(Records that describe figures)
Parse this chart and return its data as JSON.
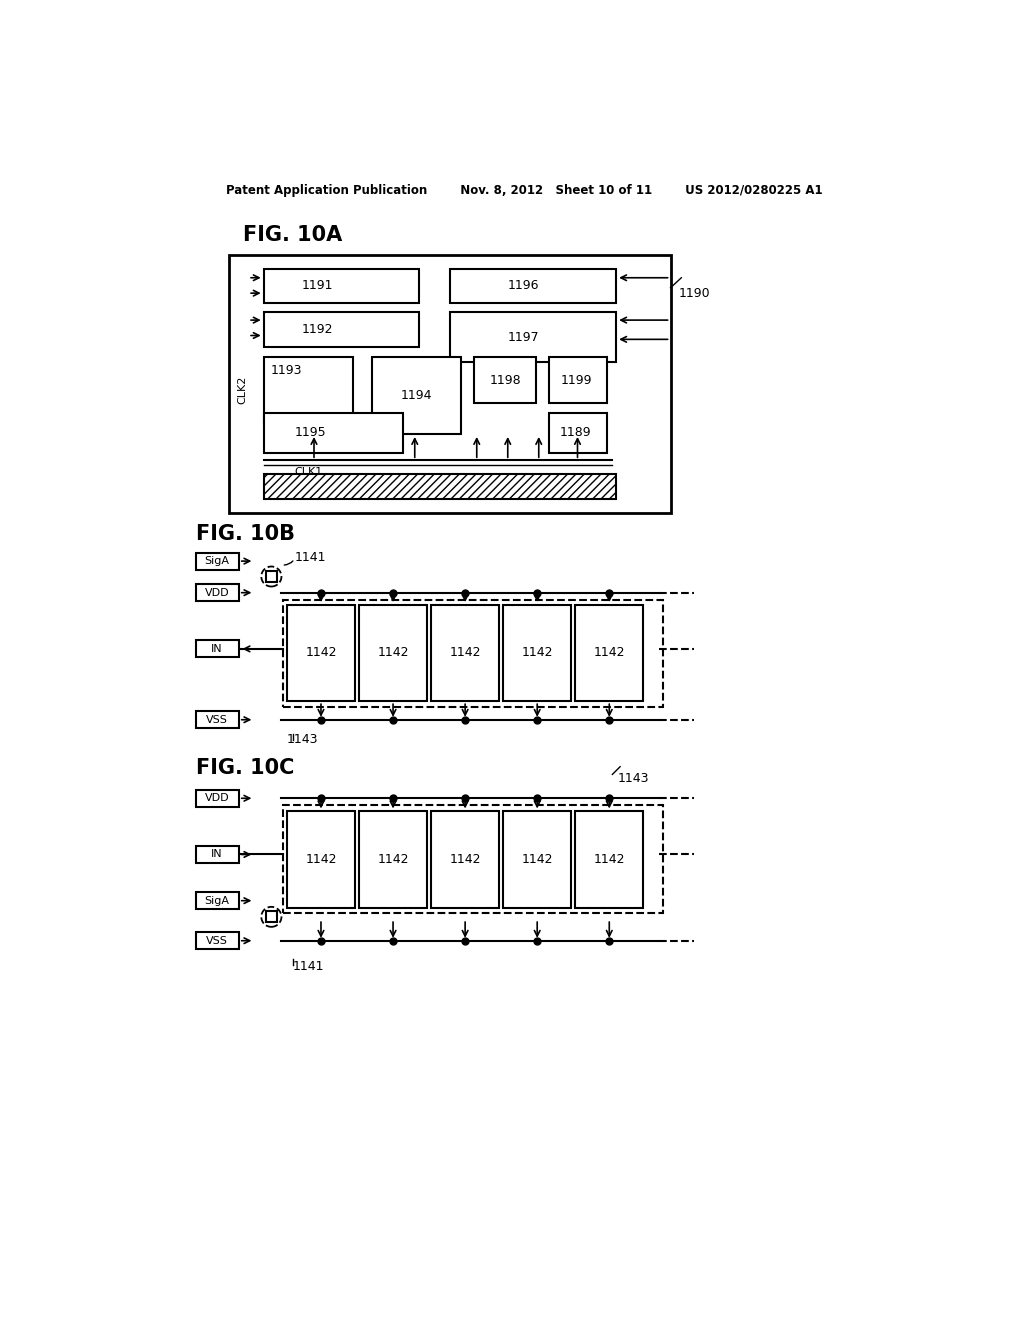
{
  "bg_color": "#ffffff",
  "text_color": "#000000",
  "header_text": "Patent Application Publication        Nov. 8, 2012   Sheet 10 of 11        US 2012/0280225 A1",
  "fig10a_label": "FIG. 10A",
  "fig10b_label": "FIG. 10B",
  "fig10c_label": "FIG. 10C"
}
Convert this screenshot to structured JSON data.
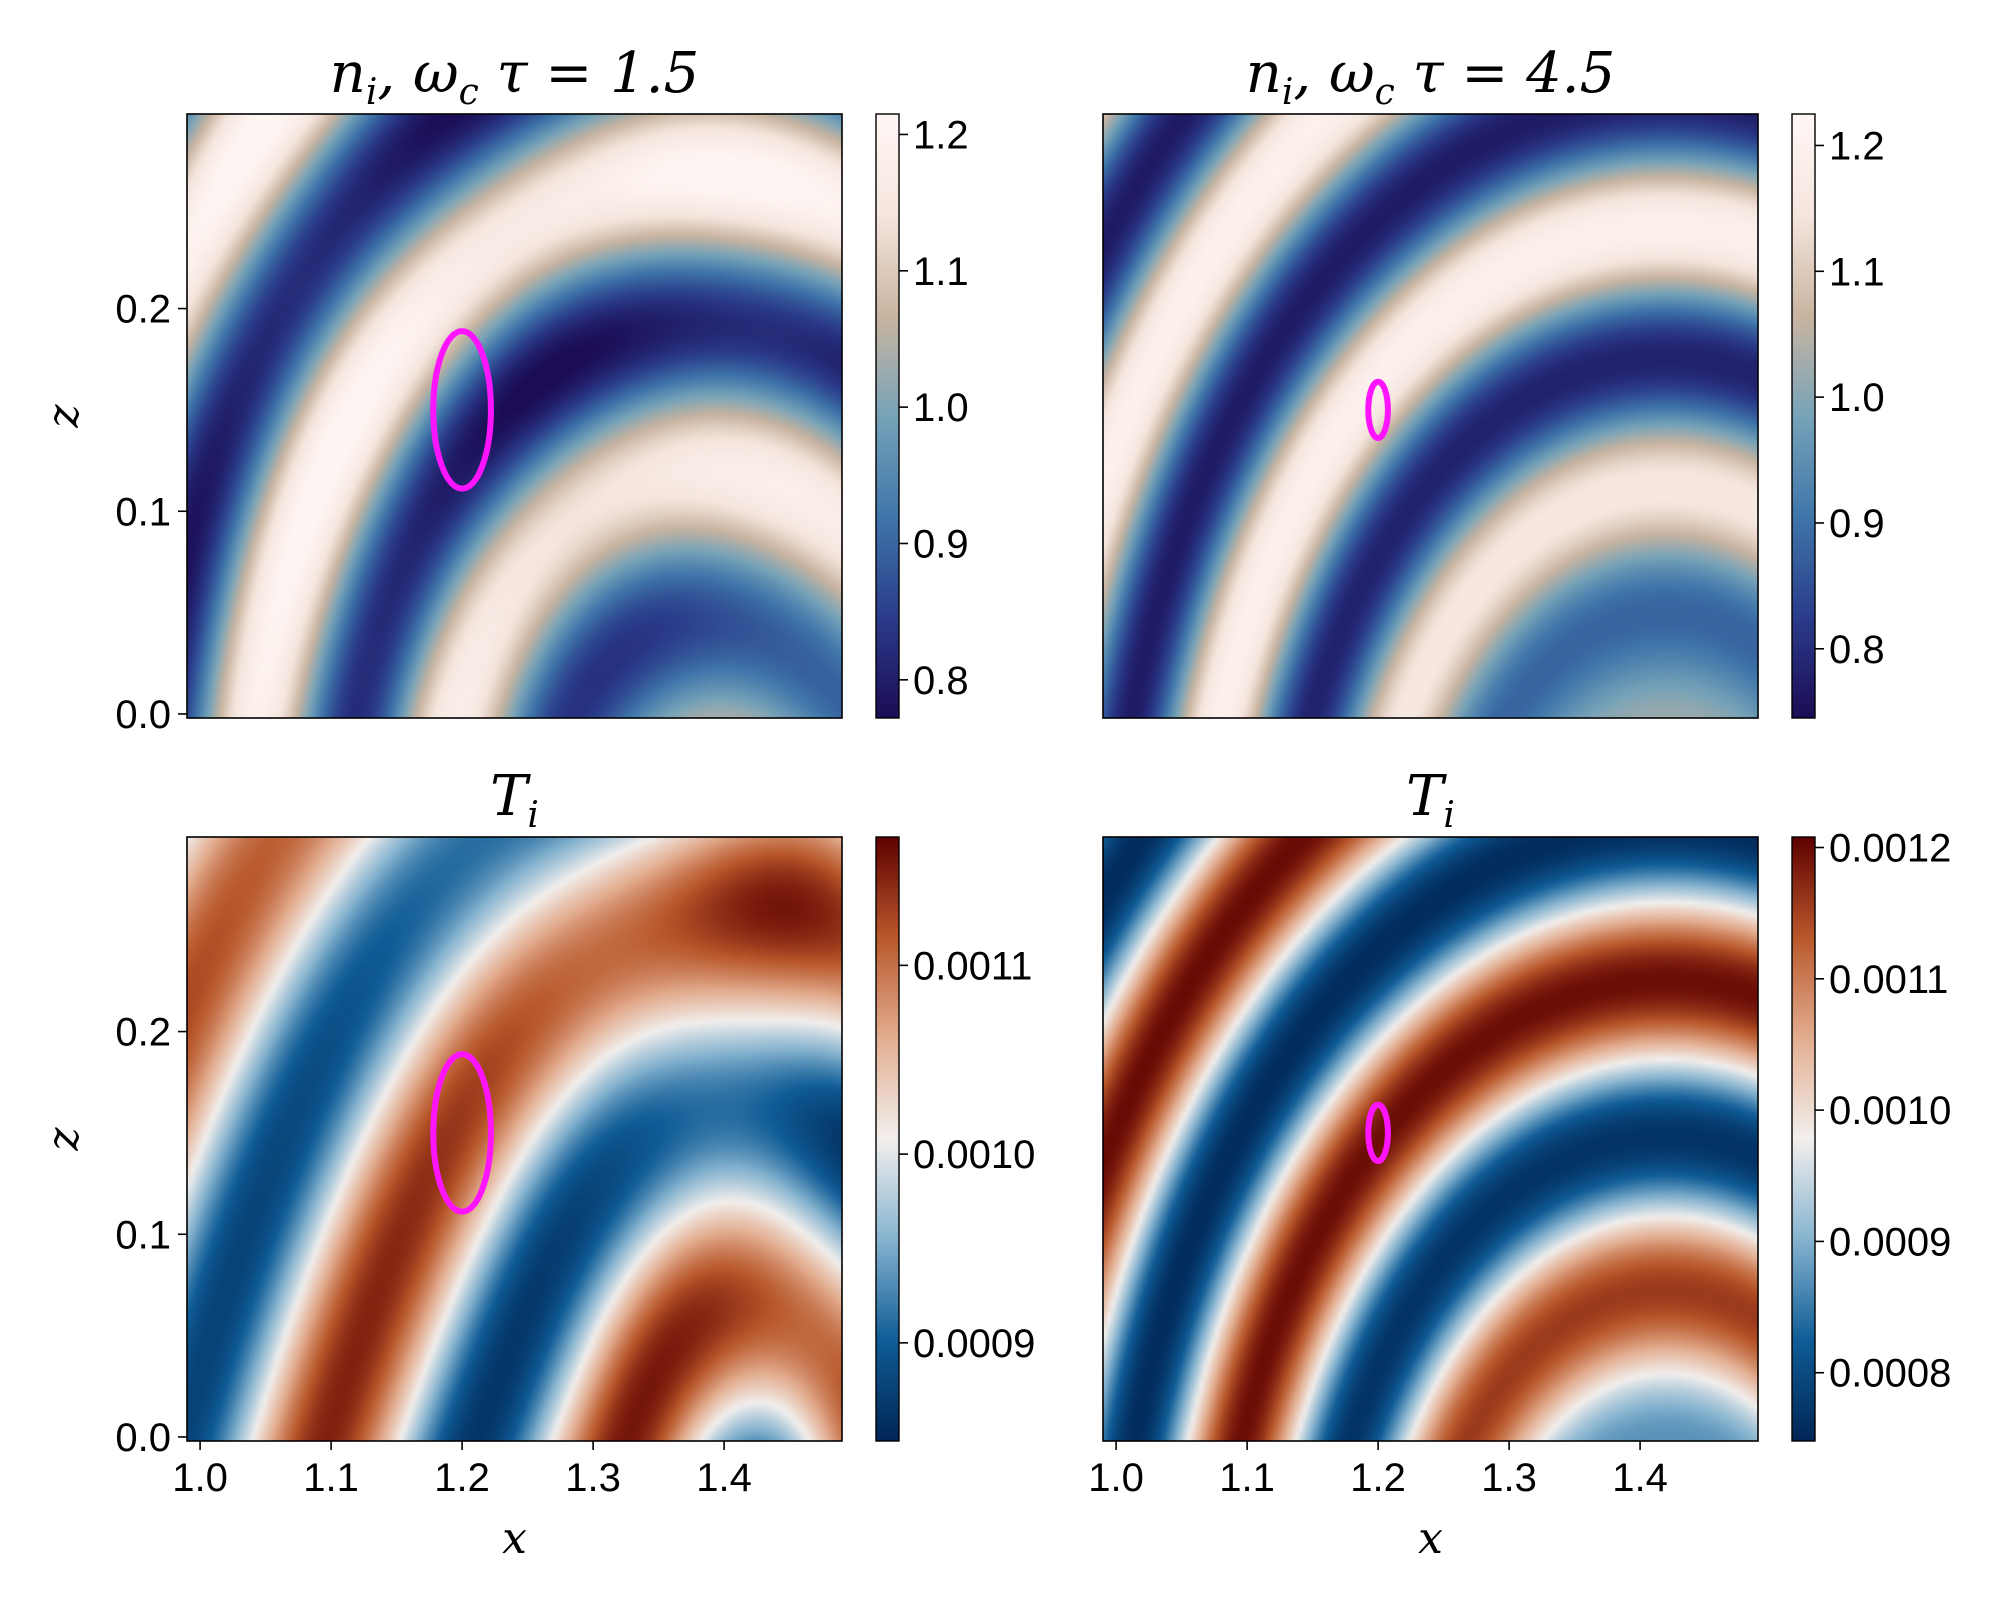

» YOUR INSTRUCTIONS
Skip the pictures and print each record exactly as it stands.

» OUTPUT OF THE EXERCISE
Parse this chart and return its data as JSON.
{
  "bg_color": "#ffffff",
  "text_color": "#000000",
  "header_text": "Patent Application Publication        Nov. 8, 2012   Sheet 10 of 11        US 2012/0280225 A1",
  "fig10a_label": "FIG. 10A",
  "fig10b_label": "FIG. 10B",
  "fig10c_label": "FIG. 10C"
}
Convert this screenshot to structured JSON data.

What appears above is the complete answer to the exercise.